Could you continue the Holocaust Memorial Day talk below from its last sentence?

> _TEXT_:
begin
In the name of God the Most beneficent the Most merciful

O mankind! We created you from a single (pair) of a male and a female, and made you into nations and tribes, that you may know each other (not that you may despise (each other). Verily the most honoured of you in the sight of God is (he who is) the most righteous of you. And God has full knowledge and is well acquainted (with all things). (Al Hujarat)

Salaam Shalom and Peace 

It is always a source of great honour to be invited to speak at St Mary’s – and especially to be asked to share some reflections, as we commemorate Holocaust Memorial Day on what is, the 75th anniversary of the liberation of Auschwitz.

I’m sure we’ve all seen a number of news reports and social media posts this week related to Holocaust Memorial Day. Senior multi faith representatives visited and prayed at the site of Auschwitz in a show of unity and friendship. You may have seen reports of global senior politicians and dignitaries in Germany, speaking out about the holocaust as crimes against humanity. The Premier League also produced a very powerful anti-racism film featuring top footballers to mark HMD. This commemoration is about remembering a period in our world history that we really should be ashamed of. A point in history that saw the systematic extermination, of millions. Six million Jews, and countless others targeted because of their racial and political ideologies – the Roma, Jehovah’s Witnesses, dissidents, communists, social democrats as well as those with disabilities and homosexuals. 

It’s really difficult to try and comprehend the mass scale at which these events took place. And in trying to get our heads around the enormity of the numbers, we sometimes neglect the fact, that every single one of these beings, lived, had a narrative to tell, each individual experienced a life that came to a vicious and abrupt end. If you haven’t yet seen them, you may want to take a look at some of the survivors’ testimonies online  not just related to how they survived but what they lost during this bleakest period of human history. 

But one thing we forget is this. Hostility towards Jews began long before Hitler came into power. It started many years before that – with name calling, stereotyping, character assassination, religious intolerance and bigotry. The Nazi trademark of anti-Semitism blamed Jews for the defeat of Germany in 1918, it “predicted” the annihilation of the Jewish race from Germany and propagated the idea of the dominance of the pure white or Aryan race. The demonization came many years before state-sponsored extermination, by creating a division in society – a ‘them’ and ‘us’ society, where ‘they’ were the root cause of all societal problems. Stigmatisation and persecution became the norm and whilst sometimes we make it sound like it happened overnight, it didn’t.
end
> _SUPPLIED INFORMATION_:
begin
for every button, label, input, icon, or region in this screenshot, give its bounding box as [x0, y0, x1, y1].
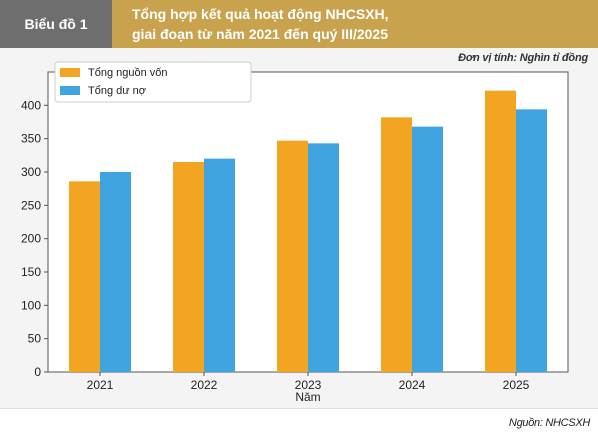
end
> _RESULT OF THIS TASK_:
Closer to home, our own divisions in society sometimes seem overwhelming, with anti-Semitism, anti-Muslim hatred, racism, gender-based violence, homophobia and other forms of prejudice growing on the streets of Britain. Today is an opportunity for us to listen, and show compassion to others. Evil acts by states and the slaughter of innocents should never be forgotten, nor should remembering victims of genocide be viewed as a ‘Jewish thing’ – it is a universal and humanitarian obligation, to ensure the world never sees it’s like again. Every year we say ‘never again’. Yet three days ago The International Court of Justice in The Hague ordered Myanmar to prevent a genocide of the country’s remaining Rohingya Muslims — the target of a brutal army crackdown that has led to the deaths of tens of thousands of innocent men women and children. Every year we commemorate the Shoah and the genocides that took place in Cambodia, Rwanda, Bosnia and Darfur. How long before we add Myanmar to the list? How long before we add Kashmir and Xinjiang to that list? Now is the time for all of us to break out of your comfort zones, our religious and collective bubbles, stand together and witness the humanity that exists amongst others. It is only then that we can honestly say that we are taking responsibility, we’re speaking out and will act against all forms of prejudice, racism and indiscriminate violence. We should never attempt to justify what are quite simply acts of evil as anything other than what they really are. We should never be amongst those “that shook their heads or turned away or watched the deeds of others but did nothing”. As Nelson Mandela reminded us “No one is born hating another person because of the colour of his skin, or his background, or his religion. People learn to hate, and if they can learn to hate, they can be taught to love, because love comes more naturally to the human heart than its opposite.”

I’d like to finish with a short prayer written especially for this years commemorations by the Archbishop of Canterbury, the Chief Rabbi and a senior Imam, and by quoting Prince Charles who said that ‘I hope and pray that all those who are suffering, all those who are oppressed, all those who are facing injustice, persecution and division find freedom, justice and equality” in the future.

A prayer for Holocaust Memorial Day 
“Loving God, we come to you with heavy hearts, remembering the six million Jewish souls and countless others who were murdered during the Holocaust.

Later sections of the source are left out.